[Data excerpts]
○ ○ ○

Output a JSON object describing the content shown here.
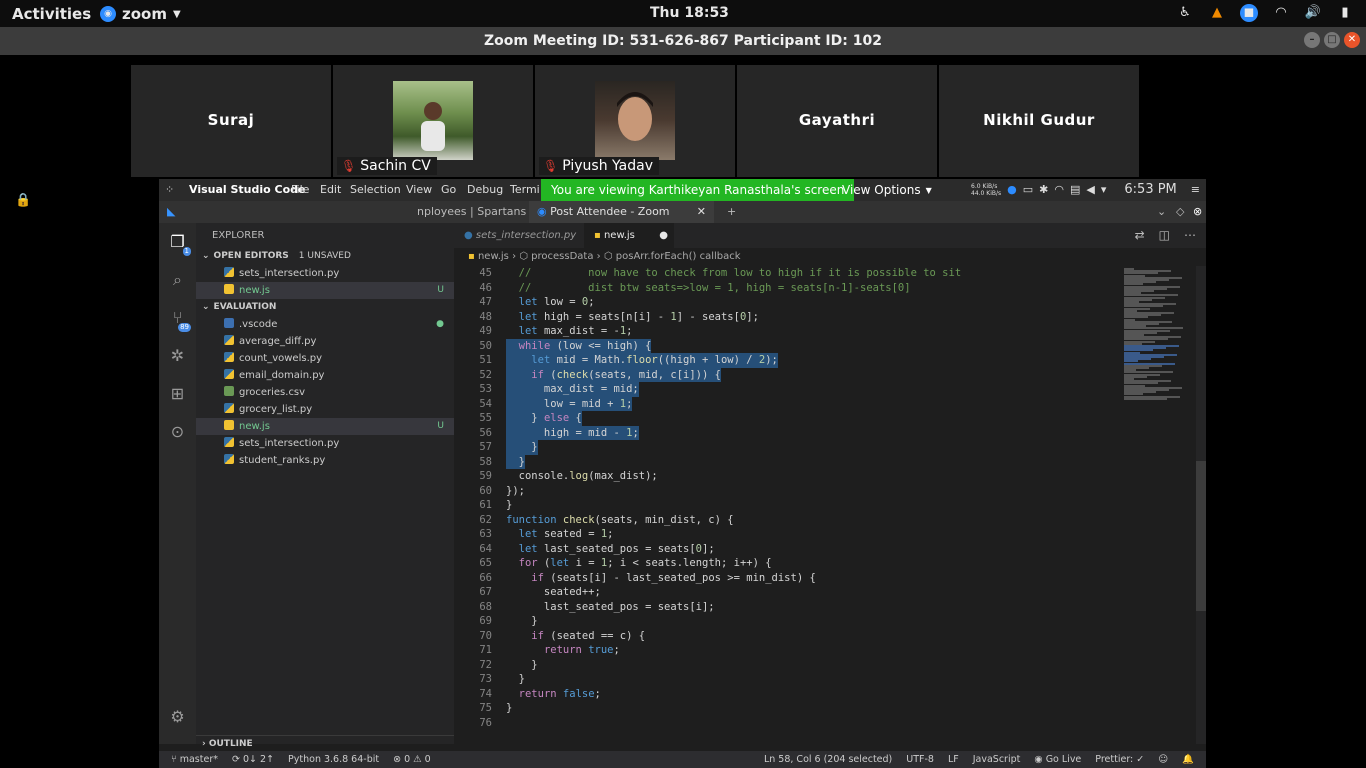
{
  "topbar": {
    "activities": "Activities",
    "app_name": "zoom",
    "clock": "Thu 18:53"
  },
  "zoom_window": {
    "title": "Zoom Meeting ID: 531-626-867 Participant ID: 102"
  },
  "participants": [
    {
      "name": "Suraj",
      "video": false,
      "muted": false
    },
    {
      "name": "Sachin CV",
      "video": true,
      "muted": true
    },
    {
      "name": "Piyush Yadav",
      "video": true,
      "muted": true
    },
    {
      "name": "Gayathri",
      "video": false,
      "muted": false
    },
    {
      "name": "Nikhil Gudur",
      "video": false,
      "muted": false
    }
  ],
  "shared": {
    "banner": "You are viewing Karthikeyan Ranasthala's screen",
    "view_options": "View Options",
    "remote_app": "Visual Studio Code",
    "remote_menu": [
      "File",
      "Edit",
      "Selection",
      "View",
      "Go",
      "Debug",
      "Termi"
    ],
    "net_speed_up": "6.0 KiB/s",
    "net_speed_down": "44.0 KiB/s",
    "remote_clock": "6:53 PM",
    "browser_tabs": [
      "nployees | Spartans",
      "Post Attendee - Zoom"
    ]
  },
  "vscode": {
    "explorer_title": "EXPLORER",
    "open_editors_label": "OPEN EDITORS",
    "unsaved": "1 UNSAVED",
    "open_editors": [
      {
        "name": "sets_intersection.py",
        "type": "py",
        "status": ""
      },
      {
        "name": "new.js",
        "type": "js",
        "status": "U"
      }
    ],
    "folder_label": "EVALUATION",
    "files": [
      {
        "name": ".vscode",
        "type": "dir",
        "status": "●"
      },
      {
        "name": "average_diff.py",
        "type": "py",
        "status": ""
      },
      {
        "name": "count_vowels.py",
        "type": "py",
        "status": ""
      },
      {
        "name": "email_domain.py",
        "type": "py",
        "status": ""
      },
      {
        "name": "groceries.csv",
        "type": "csv",
        "status": ""
      },
      {
        "name": "grocery_list.py",
        "type": "py",
        "status": ""
      },
      {
        "name": "new.js",
        "type": "js",
        "status": "U"
      },
      {
        "name": "sets_intersection.py",
        "type": "py",
        "status": ""
      },
      {
        "name": "student_ranks.py",
        "type": "py",
        "status": ""
      }
    ],
    "outline_label": "OUTLINE",
    "editor_tabs": [
      {
        "label": "sets_intersection.py",
        "active": false
      },
      {
        "label": "new.js",
        "active": true
      }
    ],
    "breadcrumb": [
      "new.js",
      "processData",
      "posArr.forEach() callback"
    ],
    "code_lines": [
      {
        "n": "45",
        "t": "  //         now have to check from low to high if it is possible to sit",
        "hl": false
      },
      {
        "n": "46",
        "t": "  //         dist btw seats=>low = 1, high = seats[n-1]-seats[0]",
        "hl": false
      },
      {
        "n": "47",
        "t": "  let low = 0;",
        "hl": false
      },
      {
        "n": "48",
        "t": "  let high = seats[n[i] - 1] - seats[0];",
        "hl": false
      },
      {
        "n": "49",
        "t": "  let max_dist = -1;",
        "hl": false
      },
      {
        "n": "50",
        "t": "  while (low <= high) {",
        "hl": true
      },
      {
        "n": "51",
        "t": "    let mid = Math.floor((high + low) / 2);",
        "hl": true
      },
      {
        "n": "52",
        "t": "    if (check(seats, mid, c[i])) {",
        "hl": true
      },
      {
        "n": "53",
        "t": "      max_dist = mid;",
        "hl": true
      },
      {
        "n": "54",
        "t": "      low = mid + 1;",
        "hl": true
      },
      {
        "n": "55",
        "t": "    } else {",
        "hl": true
      },
      {
        "n": "56",
        "t": "      high = mid - 1;",
        "hl": true
      },
      {
        "n": "57",
        "t": "    }",
        "hl": true
      },
      {
        "n": "58",
        "t": "  }",
        "hl": true
      },
      {
        "n": "59",
        "t": "  console.log(max_dist);",
        "hl": false
      },
      {
        "n": "60",
        "t": "});",
        "hl": false
      },
      {
        "n": "61",
        "t": "}",
        "hl": false
      },
      {
        "n": "62",
        "t": "function check(seats, min_dist, c) {",
        "hl": false
      },
      {
        "n": "63",
        "t": "  let seated = 1;",
        "hl": false
      },
      {
        "n": "64",
        "t": "  let last_seated_pos = seats[0];",
        "hl": false
      },
      {
        "n": "65",
        "t": "  for (let i = 1; i < seats.length; i++) {",
        "hl": false
      },
      {
        "n": "66",
        "t": "    if (seats[i] - last_seated_pos >= min_dist) {",
        "hl": false
      },
      {
        "n": "67",
        "t": "      seated++;",
        "hl": false
      },
      {
        "n": "68",
        "t": "      last_seated_pos = seats[i];",
        "hl": false
      },
      {
        "n": "69",
        "t": "    }",
        "hl": false
      },
      {
        "n": "70",
        "t": "    if (seated == c) {",
        "hl": false
      },
      {
        "n": "71",
        "t": "      return true;",
        "hl": false
      },
      {
        "n": "72",
        "t": "    }",
        "hl": false
      },
      {
        "n": "73",
        "t": "  }",
        "hl": false
      },
      {
        "n": "74",
        "t": "  return false;",
        "hl": false
      },
      {
        "n": "75",
        "t": "}",
        "hl": false
      },
      {
        "n": "76",
        "t": "",
        "hl": false
      }
    ],
    "status": {
      "branch": "master*",
      "sync": "0↓ 2↑",
      "python": "Python 3.6.8 64-bit",
      "problems": "⊗ 0 ⚠ 0",
      "cursor": "Ln 58, Col 6 (204 selected)",
      "encoding": "UTF-8",
      "eol": "LF",
      "language": "JavaScript",
      "golive": "Go Live",
      "prettier": "Prettier: ✓"
    },
    "scm_badge": "89",
    "explorer_badge": "1"
  }
}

○ ○ ○

* TASK BRIEF
Each line of the material must be retyped exactly, except that images are omitted.

* ANSWER
Output a JSON object describing the content shown here.
{
  "topbar": {
    "activities": "Activities",
    "app_name": "zoom",
    "clock": "Thu 18:53"
  },
  "zoom_window": {
    "title": "Zoom Meeting ID: 531-626-867 Participant ID: 102"
  },
  "participants": [
    {
      "name": "Suraj",
      "video": false,
      "muted": false
    },
    {
      "name": "Sachin CV",
      "video": true,
      "muted": true
    },
    {
      "name": "Piyush Yadav",
      "video": true,
      "muted": true
    },
    {
      "name": "Gayathri",
      "video": false,
      "muted": false
    },
    {
      "name": "Nikhil Gudur",
      "video": false,
      "muted": false
    }
  ],
  "shared": {
    "banner": "You are viewing Karthikeyan Ranasthala's screen",
    "view_options": "View Options",
    "remote_app": "Visual Studio Code",
    "remote_menu": [
      "File",
      "Edit",
      "Selection",
      "View",
      "Go",
      "Debug",
      "Termi"
    ],
    "net_speed_up": "6.0 KiB/s",
    "net_speed_down": "44.0 KiB/s",
    "remote_clock": "6:53 PM",
    "browser_tabs": [
      "nployees | Spartans",
      "Post Attendee - Zoom"
    ]
  },
  "vscode": {
    "explorer_title": "EXPLORER",
    "open_editors_label": "OPEN EDITORS",
    "unsaved": "1 UNSAVED",
    "open_editors": [
      {
        "name": "sets_intersection.py",
        "type": "py",
        "status": ""
      },
      {
        "name": "new.js",
        "type": "js",
        "status": "U"
      }
    ],
    "folder_label": "EVALUATION",
    "files": [
      {
        "name": ".vscode",
        "type": "dir",
        "status": "●"
      },
      {
        "name": "average_diff.py",
        "type": "py",
        "status": ""
      },
      {
        "name": "count_vowels.py",
        "type": "py",
        "status": ""
      },
      {
        "name": "email_domain.py",
        "type": "py",
        "status": ""
      },
      {
        "name": "groceries.csv",
        "type": "csv",
        "status": ""
      },
      {
        "name": "grocery_list.py",
        "type": "py",
        "status": ""
      },
      {
        "name": "new.js",
        "type": "js",
        "status": "U"
      },
      {
        "name": "sets_intersection.py",
        "type": "py",
        "status": ""
      },
      {
        "name": "student_ranks.py",
        "type": "py",
        "status": ""
      }
    ],
    "outline_label": "OUTLINE",
    "editor_tabs": [
      {
        "label": "sets_intersection.py",
        "active": false
      },
      {
        "label": "new.js",
        "active": true
      }
    ],
    "breadcrumb": [
      "new.js",
      "processData",
      "posArr.forEach() callback"
    ],
    "code_lines": [
      {
        "n": "45",
        "t": "  //         now have to check from low to high if it is possible to sit",
        "hl": false
      },
      {
        "n": "46",
        "t": "  //         dist btw seats=>low = 1, high = seats[n-1]-seats[0]",
        "hl": false
      },
      {
        "n": "47",
        "t": "  let low = 0;",
        "hl": false
      },
      {
        "n": "48",
        "t": "  let high = seats[n[i] - 1] - seats[0];",
        "hl": false
      },
      {
        "n": "49",
        "t": "  let max_dist = -1;",
        "hl": false
      },
      {
        "n": "50",
        "t": "  while (low <= high) {",
        "hl": true
      },
      {
        "n": "51",
        "t": "    let mid = Math.floor((high + low) / 2);",
        "hl": true
      },
      {
        "n": "52",
        "t": "    if (check(seats, mid, c[i])) {",
        "hl": true
      },
      {
        "n": "53",
        "t": "      max_dist = mid;",
        "hl": true
      },
      {
        "n": "54",
        "t": "      low = mid + 1;",
        "hl": true
      },
      {
        "n": "55",
        "t": "    } else {",
        "hl": true
      },
      {
        "n": "56",
        "t": "      high = mid - 1;",
        "hl": true
      },
      {
        "n": "57",
        "t": "    }",
        "hl": true
      },
      {
        "n": "58",
        "t": "  }",
        "hl": true
      },
      {
        "n": "59",
        "t": "  console.log(max_dist);",
        "hl": false
      },
      {
        "n": "60",
        "t": "});",
        "hl": false
      },
      {
        "n": "61",
        "t": "}",
        "hl": false
      },
      {
        "n": "62",
        "t": "function check(seats, min_dist, c) {",
        "hl": false
      },
      {
        "n": "63",
        "t": "  let seated = 1;",
        "hl": false
      },
      {
        "n": "64",
        "t": "  let last_seated_pos = seats[0];",
        "hl": false
      },
      {
        "n": "65",
        "t": "  for (let i = 1; i < seats.length; i++) {",
        "hl": false
      },
      {
        "n": "66",
        "t": "    if (seats[i] - last_seated_pos >= min_dist) {",
        "hl": false
      },
      {
        "n": "67",
        "t": "      seated++;",
        "hl": false
      },
      {
        "n": "68",
        "t": "      last_seated_pos = seats[i];",
        "hl": false
      },
      {
        "n": "69",
        "t": "    }",
        "hl": false
      },
      {
        "n": "70",
        "t": "    if (seated == c) {",
        "hl": false
      },
      {
        "n": "71",
        "t": "      return true;",
        "hl": false
      },
      {
        "n": "72",
        "t": "    }",
        "hl": false
      },
      {
        "n": "73",
        "t": "  }",
        "hl": false
      },
      {
        "n": "74",
        "t": "  return false;",
        "hl": false
      },
      {
        "n": "75",
        "t": "}",
        "hl": false
      },
      {
        "n": "76",
        "t": "",
        "hl": false
      }
    ],
    "status": {
      "branch": "master*",
      "sync": "0↓ 2↑",
      "python": "Python 3.6.8 64-bit",
      "problems": "⊗ 0 ⚠ 0",
      "cursor": "Ln 58, Col 6 (204 selected)",
      "encoding": "UTF-8",
      "eol": "LF",
      "language": "JavaScript",
      "golive": "Go Live",
      "prettier": "Prettier: ✓"
    },
    "scm_badge": "89",
    "explorer_badge": "1"
  }
}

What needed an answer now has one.